### Task requirements:
Look through the records that follow. Copy every line containing the word "ylabel".

(Excerpt from a dataset)
++++++++

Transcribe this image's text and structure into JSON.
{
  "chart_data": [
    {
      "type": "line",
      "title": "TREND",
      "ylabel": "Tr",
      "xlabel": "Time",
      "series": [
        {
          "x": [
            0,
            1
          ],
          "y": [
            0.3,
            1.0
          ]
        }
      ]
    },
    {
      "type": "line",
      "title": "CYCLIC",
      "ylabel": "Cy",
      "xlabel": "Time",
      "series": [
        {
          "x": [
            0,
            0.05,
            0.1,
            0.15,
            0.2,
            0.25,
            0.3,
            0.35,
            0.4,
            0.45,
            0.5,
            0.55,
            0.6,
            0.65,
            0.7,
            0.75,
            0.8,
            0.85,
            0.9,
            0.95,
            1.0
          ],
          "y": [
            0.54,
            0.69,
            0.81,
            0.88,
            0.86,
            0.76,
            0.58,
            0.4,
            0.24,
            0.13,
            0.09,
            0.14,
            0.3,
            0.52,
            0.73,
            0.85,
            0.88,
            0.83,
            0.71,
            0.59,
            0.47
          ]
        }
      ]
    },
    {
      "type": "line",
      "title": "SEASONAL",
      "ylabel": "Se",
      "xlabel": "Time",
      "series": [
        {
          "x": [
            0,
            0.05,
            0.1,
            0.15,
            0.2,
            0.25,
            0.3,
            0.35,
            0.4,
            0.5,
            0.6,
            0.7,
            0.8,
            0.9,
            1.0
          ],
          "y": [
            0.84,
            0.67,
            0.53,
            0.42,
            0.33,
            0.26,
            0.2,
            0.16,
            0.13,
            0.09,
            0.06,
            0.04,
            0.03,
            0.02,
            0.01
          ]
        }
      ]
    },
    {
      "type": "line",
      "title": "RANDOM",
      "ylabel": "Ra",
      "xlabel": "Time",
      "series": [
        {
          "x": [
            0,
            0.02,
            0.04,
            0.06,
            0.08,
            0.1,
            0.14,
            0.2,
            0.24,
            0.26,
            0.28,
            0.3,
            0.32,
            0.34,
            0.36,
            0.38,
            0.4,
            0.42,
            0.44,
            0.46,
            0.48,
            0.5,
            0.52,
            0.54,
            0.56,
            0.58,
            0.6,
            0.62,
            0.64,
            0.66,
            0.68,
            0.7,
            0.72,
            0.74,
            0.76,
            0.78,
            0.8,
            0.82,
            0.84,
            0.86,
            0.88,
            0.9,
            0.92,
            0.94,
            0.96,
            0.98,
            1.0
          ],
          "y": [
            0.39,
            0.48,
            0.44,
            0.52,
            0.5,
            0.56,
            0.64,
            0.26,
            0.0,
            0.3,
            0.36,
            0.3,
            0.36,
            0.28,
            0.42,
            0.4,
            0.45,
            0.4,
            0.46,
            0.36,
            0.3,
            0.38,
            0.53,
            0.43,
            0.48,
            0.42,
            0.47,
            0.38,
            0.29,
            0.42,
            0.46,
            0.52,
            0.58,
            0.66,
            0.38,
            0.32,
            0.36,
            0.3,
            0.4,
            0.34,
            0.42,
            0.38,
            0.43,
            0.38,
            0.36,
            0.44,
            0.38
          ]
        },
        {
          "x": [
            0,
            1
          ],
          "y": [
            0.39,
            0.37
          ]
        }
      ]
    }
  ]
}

++++++++

### Complete response:
      "ylabel": "Tr",
      "ylabel": "Cy",
      "ylabel": "Se",
      "ylabel": "Ra",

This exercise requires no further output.